Stored data
⁂

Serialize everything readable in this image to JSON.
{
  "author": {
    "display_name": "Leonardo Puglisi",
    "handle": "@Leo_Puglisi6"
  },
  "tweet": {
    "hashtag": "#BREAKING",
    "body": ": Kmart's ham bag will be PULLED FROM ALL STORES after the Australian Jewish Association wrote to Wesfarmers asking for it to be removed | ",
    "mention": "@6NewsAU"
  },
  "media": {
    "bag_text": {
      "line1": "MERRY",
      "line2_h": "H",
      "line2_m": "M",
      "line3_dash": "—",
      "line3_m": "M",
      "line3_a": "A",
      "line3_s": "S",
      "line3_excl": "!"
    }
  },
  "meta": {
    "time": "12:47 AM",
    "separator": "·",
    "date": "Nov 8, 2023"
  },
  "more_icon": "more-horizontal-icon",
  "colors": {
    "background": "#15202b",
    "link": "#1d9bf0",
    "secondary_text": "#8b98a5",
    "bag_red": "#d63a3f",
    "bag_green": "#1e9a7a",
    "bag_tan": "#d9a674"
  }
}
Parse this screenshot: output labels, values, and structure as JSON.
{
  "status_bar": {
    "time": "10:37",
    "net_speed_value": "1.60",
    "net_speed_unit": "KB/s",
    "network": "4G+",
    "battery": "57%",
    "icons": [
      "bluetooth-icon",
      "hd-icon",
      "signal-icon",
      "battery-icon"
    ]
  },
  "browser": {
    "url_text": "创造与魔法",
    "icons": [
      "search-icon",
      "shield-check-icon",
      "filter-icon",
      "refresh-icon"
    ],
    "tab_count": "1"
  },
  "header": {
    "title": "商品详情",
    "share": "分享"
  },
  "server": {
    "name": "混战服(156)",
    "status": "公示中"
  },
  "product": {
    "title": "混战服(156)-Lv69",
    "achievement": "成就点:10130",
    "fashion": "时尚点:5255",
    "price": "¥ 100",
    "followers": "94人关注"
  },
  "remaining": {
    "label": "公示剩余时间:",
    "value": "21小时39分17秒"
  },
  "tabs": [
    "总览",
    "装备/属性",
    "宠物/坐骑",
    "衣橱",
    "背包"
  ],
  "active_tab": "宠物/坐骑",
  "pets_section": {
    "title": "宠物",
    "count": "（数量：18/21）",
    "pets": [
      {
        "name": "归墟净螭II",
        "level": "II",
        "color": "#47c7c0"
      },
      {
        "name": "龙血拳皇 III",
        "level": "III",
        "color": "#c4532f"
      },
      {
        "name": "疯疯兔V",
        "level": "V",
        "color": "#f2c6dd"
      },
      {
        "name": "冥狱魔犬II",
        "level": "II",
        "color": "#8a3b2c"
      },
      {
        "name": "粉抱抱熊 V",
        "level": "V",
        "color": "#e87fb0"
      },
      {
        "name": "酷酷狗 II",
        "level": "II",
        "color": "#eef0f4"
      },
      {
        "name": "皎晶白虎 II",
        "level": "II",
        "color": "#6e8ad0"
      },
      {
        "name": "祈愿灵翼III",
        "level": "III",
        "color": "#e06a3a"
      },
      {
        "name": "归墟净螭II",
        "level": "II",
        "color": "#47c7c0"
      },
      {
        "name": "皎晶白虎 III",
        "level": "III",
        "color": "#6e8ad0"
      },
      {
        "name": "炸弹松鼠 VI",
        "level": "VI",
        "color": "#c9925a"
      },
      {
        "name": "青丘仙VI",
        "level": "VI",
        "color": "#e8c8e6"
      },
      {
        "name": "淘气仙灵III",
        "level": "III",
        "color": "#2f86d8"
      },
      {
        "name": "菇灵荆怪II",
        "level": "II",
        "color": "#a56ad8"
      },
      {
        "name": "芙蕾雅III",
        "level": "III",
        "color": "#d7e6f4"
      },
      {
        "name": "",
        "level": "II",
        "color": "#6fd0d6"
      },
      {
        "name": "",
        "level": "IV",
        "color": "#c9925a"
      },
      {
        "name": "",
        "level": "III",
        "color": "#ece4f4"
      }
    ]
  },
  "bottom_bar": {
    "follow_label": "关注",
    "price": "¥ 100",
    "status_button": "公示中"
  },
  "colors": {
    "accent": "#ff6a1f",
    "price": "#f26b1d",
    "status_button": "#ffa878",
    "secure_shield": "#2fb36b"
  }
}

⁂

All of the lines above must be returned exactly.

*The output*:
Serialize everything readable in this image to JSON.
{
  "author": {
    "display_name": "Leonardo Puglisi",
    "handle": "@Leo_Puglisi6"
  },
  "tweet": {
    "hashtag": "#BREAKING",
    "body": ": Kmart's ham bag will be PULLED FROM ALL STORES after the Australian Jewish Association wrote to Wesfarmers asking for it to be removed | ",
    "mention": "@6NewsAU"
  },
  "media": {
    "bag_text": {
      "line1": "MERRY",
      "line2_h": "H",
      "line2_m": "M",
      "line3_dash": "—",
      "line3_m": "M",
      "line3_a": "A",
      "line3_s": "S",
      "line3_excl": "!"
    }
  },
  "meta": {
    "time": "12:47 AM",
    "separator": "·",
    "date": "Nov 8, 2023"
  },
  "more_icon": "more-horizontal-icon",
  "colors": {
    "background": "#15202b",
    "link": "#1d9bf0",
    "secondary_text": "#8b98a5",
    "bag_red": "#d63a3f",
    "bag_green": "#1e9a7a",
    "bag_tan": "#d9a674"
  }
}
Parse this screenshot: output labels, values, and structure as JSON.
{
  "status_bar": {
    "time": "10:37",
    "net_speed_value": "1.60",
    "net_speed_unit": "KB/s",
    "network": "4G+",
    "battery": "57%",
    "icons": [
      "bluetooth-icon",
      "hd-icon",
      "signal-icon",
      "battery-icon"
    ]
  },
  "browser": {
    "url_text": "创造与魔法",
    "icons": [
      "search-icon",
      "shield-check-icon",
      "filter-icon",
      "refresh-icon"
    ],
    "tab_count": "1"
  },
  "header": {
    "title": "商品详情",
    "share": "分享"
  },
  "server": {
    "name": "混战服(156)",
    "status": "公示中"
  },
  "product": {
    "title": "混战服(156)-Lv69",
    "achievement": "成就点:10130",
    "fashion": "时尚点:5255",
    "price": "¥ 100",
    "followers": "94人关注"
  },
  "remaining": {
    "label": "公示剩余时间:",
    "value": "21小时39分17秒"
  },
  "tabs": [
    "总览",
    "装备/属性",
    "宠物/坐骑",
    "衣橱",
    "背包"
  ],
  "active_tab": "宠物/坐骑",
  "pets_section": {
    "title": "宠物",
    "count": "（数量：18/21）",
    "pets": [
      {
        "name": "归墟净螭II",
        "level": "II",
        "color": "#47c7c0"
      },
      {
        "name": "龙血拳皇 III",
        "level": "III",
        "color": "#c4532f"
      },
      {
        "name": "疯疯兔V",
        "level": "V",
        "color": "#f2c6dd"
      },
      {
        "name": "冥狱魔犬II",
        "level": "II",
        "color": "#8a3b2c"
      },
      {
        "name": "粉抱抱熊 V",
        "level": "V",
        "color": "#e87fb0"
      },
      {
        "name": "酷酷狗 II",
        "level": "II",
        "color": "#eef0f4"
      },
      {
        "name": "皎晶白虎 II",
        "level": "II",
        "color": "#6e8ad0"
      },
      {
        "name": "祈愿灵翼III",
        "level": "III",
        "color": "#e06a3a"
      },
      {
        "name": "归墟净螭II",
        "level": "II",
        "color": "#47c7c0"
      },
      {
        "name": "皎晶白虎 III",
        "level": "III",
        "color": "#6e8ad0"
      },
      {
        "name": "炸弹松鼠 VI",
        "level": "VI",
        "color": "#c9925a"
      },
      {
        "name": "青丘仙VI",
        "level": "VI",
        "color": "#e8c8e6"
      },
      {
        "name": "淘气仙灵III",
        "level": "III",
        "color": "#2f86d8"
      },
      {
        "name": "菇灵荆怪II",
        "level": "II",
        "color": "#a56ad8"
      },
      {
        "name": "芙蕾雅III",
        "level": "III",
        "color": "#d7e6f4"
      },
      {
        "name": "",
        "level": "II",
        "color": "#6fd0d6"
      },
      {
        "name": "",
        "level": "IV",
        "color": "#c9925a"
      },
      {
        "name": "",
        "level": "III",
        "color": "#ece4f4"
      }
    ]
  },
  "bottom_bar": {
    "follow_label": "关注",
    "price": "¥ 100",
    "status_button": "公示中"
  },
  "colors": {
    "accent": "#ff6a1f",
    "price": "#f26b1d",
    "status_button": "#ffa878",
    "secure_shield": "#2fb36b"
  }
}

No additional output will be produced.